#### Problem to solve:
Records follow. Select each line holding "have".

#### Exercise inputs:

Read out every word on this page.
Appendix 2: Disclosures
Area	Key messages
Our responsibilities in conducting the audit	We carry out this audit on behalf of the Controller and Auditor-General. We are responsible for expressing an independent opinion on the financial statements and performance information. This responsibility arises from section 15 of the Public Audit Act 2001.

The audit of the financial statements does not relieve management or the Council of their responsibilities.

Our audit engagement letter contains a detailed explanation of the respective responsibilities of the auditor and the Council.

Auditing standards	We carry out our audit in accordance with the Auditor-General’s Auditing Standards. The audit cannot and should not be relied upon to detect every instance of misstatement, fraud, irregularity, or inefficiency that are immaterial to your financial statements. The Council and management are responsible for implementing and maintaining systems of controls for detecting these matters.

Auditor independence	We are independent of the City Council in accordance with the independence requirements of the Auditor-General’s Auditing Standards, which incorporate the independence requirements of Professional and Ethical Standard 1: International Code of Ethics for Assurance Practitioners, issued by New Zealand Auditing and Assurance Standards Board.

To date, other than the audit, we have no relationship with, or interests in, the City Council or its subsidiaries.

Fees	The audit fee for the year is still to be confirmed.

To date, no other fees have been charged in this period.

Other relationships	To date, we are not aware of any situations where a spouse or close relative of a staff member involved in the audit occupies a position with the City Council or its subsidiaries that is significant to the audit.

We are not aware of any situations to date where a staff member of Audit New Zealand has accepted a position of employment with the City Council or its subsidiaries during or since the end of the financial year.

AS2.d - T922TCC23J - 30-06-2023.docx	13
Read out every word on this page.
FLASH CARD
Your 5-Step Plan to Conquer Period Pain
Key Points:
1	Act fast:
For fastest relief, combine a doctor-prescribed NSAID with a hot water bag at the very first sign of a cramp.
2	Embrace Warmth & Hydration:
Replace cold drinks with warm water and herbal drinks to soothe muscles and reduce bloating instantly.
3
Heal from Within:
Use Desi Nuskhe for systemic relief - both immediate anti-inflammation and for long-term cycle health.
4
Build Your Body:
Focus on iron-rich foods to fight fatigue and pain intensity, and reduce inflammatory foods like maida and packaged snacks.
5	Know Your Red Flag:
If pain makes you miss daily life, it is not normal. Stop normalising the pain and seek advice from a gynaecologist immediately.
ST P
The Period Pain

#### Output for this exercise:
To date, other than the audit, we have no relationship with, or interests in, the City Council or its subsidiaries.
To date, no other fees have been charged in this period.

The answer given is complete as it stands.